_Task_
Retype each record below word for word. Leave the pictures out.

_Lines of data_
** begin **

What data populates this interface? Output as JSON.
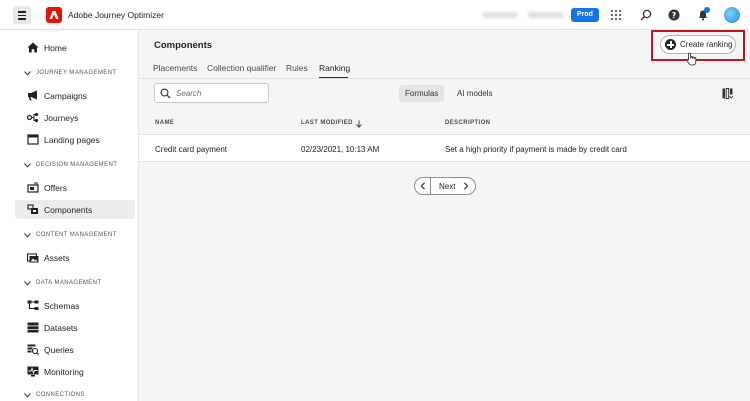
{
  "app": {
    "title": "Adobe Journey Optimizer",
    "sandbox": "Prod"
  },
  "sidebar": {
    "home": "Home",
    "sections": [
      {
        "label": "JOURNEY MANAGEMENT"
      },
      {
        "label": "DECISION MANAGEMENT"
      },
      {
        "label": "CONTENT MANAGEMENT"
      },
      {
        "label": "DATA MANAGEMENT"
      },
      {
        "label": "CONNECTIONS"
      }
    ],
    "items": {
      "campaigns": "Campaigns",
      "journeys": "Journeys",
      "landing_pages": "Landing pages",
      "offers": "Offers",
      "components": "Components",
      "assets": "Assets",
      "schemas": "Schemas",
      "datasets": "Datasets",
      "queries": "Queries",
      "monitoring": "Monitoring"
    }
  },
  "main": {
    "title": "Components",
    "create_button": "Create ranking",
    "tabs": [
      {
        "label": "Placements"
      },
      {
        "label": "Collection qualifier"
      },
      {
        "label": "Rules"
      },
      {
        "label": "Ranking"
      }
    ],
    "search_placeholder": "Search",
    "segments": [
      {
        "label": "Formulas"
      },
      {
        "label": "AI models"
      }
    ],
    "table": {
      "headers": {
        "name": "NAME",
        "modified": "LAST MODIFIED",
        "description": "DESCRIPTION"
      },
      "rows": [
        {
          "name": "Credit card payment",
          "modified": "02/23/2021, 10:13 AM",
          "description": "Set a high priority if payment is made by credit card"
        }
      ]
    },
    "pager": {
      "next": "Next"
    }
  },
  "colors": {
    "brand": "#eb1000",
    "accent": "#1473e6",
    "highlight": "#c0171d"
  }
}
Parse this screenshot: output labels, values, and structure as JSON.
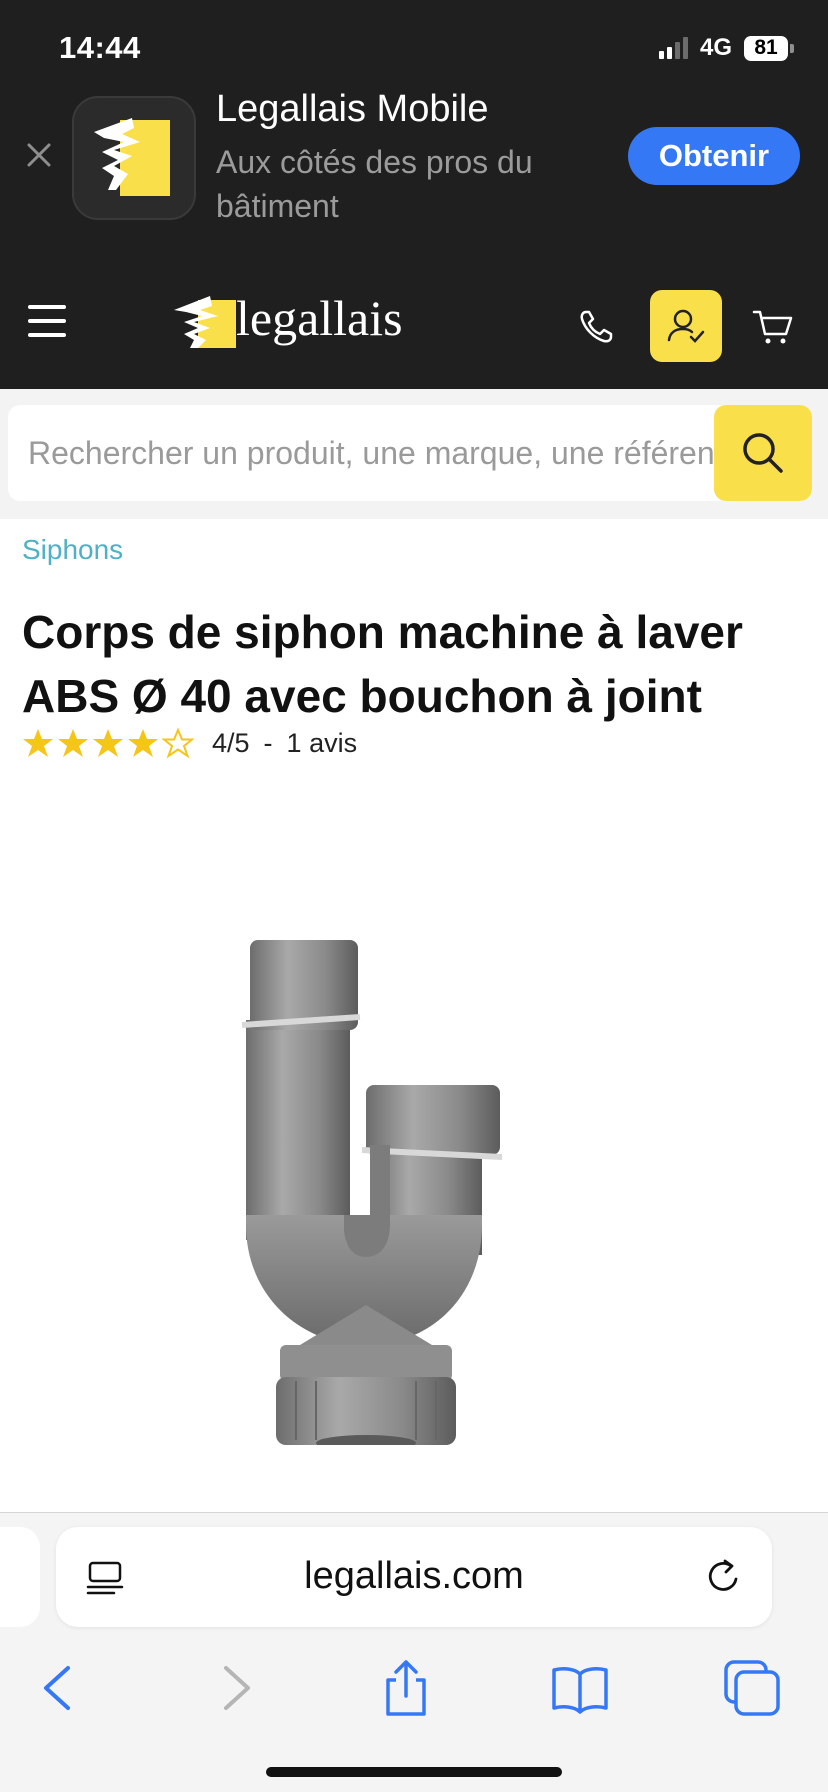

** end **

_Correct response_
What data populates this interface? Output as JSON.
{
  "app": {
    "title": "Adobe Journey Optimizer",
    "sandbox": "Prod"
  },
  "sidebar": {
    "home": "Home",
    "sections": [
      {
        "label": "JOURNEY MANAGEMENT"
      },
      {
        "label": "DECISION MANAGEMENT"
      },
      {
        "label": "CONTENT MANAGEMENT"
      },
      {
        "label": "DATA MANAGEMENT"
      },
      {
        "label": "CONNECTIONS"
      }
    ],
    "items": {
      "campaigns": "Campaigns",
      "journeys": "Journeys",
      "landing_pages": "Landing pages",
      "offers": "Offers",
      "components": "Components",
      "assets": "Assets",
      "schemas": "Schemas",
      "datasets": "Datasets",
      "queries": "Queries",
      "monitoring": "Monitoring"
    }
  },
  "main": {
    "title": "Components",
    "create_button": "Create ranking",
    "tabs": [
      {
        "label": "Placements"
      },
      {
        "label": "Collection qualifier"
      },
      {
        "label": "Rules"
      },
      {
        "label": "Ranking"
      }
    ],
    "search_placeholder": "Search",
    "segments": [
      {
        "label": "Formulas"
      },
      {
        "label": "AI models"
      }
    ],
    "table": {
      "headers": {
        "name": "NAME",
        "modified": "LAST MODIFIED",
        "description": "DESCRIPTION"
      },
      "rows": [
        {
          "name": "Credit card payment",
          "modified": "02/23/2021, 10:13 AM",
          "description": "Set a high priority if payment is made by credit card"
        }
      ]
    },
    "pager": {
      "next": "Next"
    }
  },
  "colors": {
    "brand": "#eb1000",
    "accent": "#1473e6",
    "highlight": "#c0171d"
  }
}
Parse this screenshot: output labels, values, and structure as JSON.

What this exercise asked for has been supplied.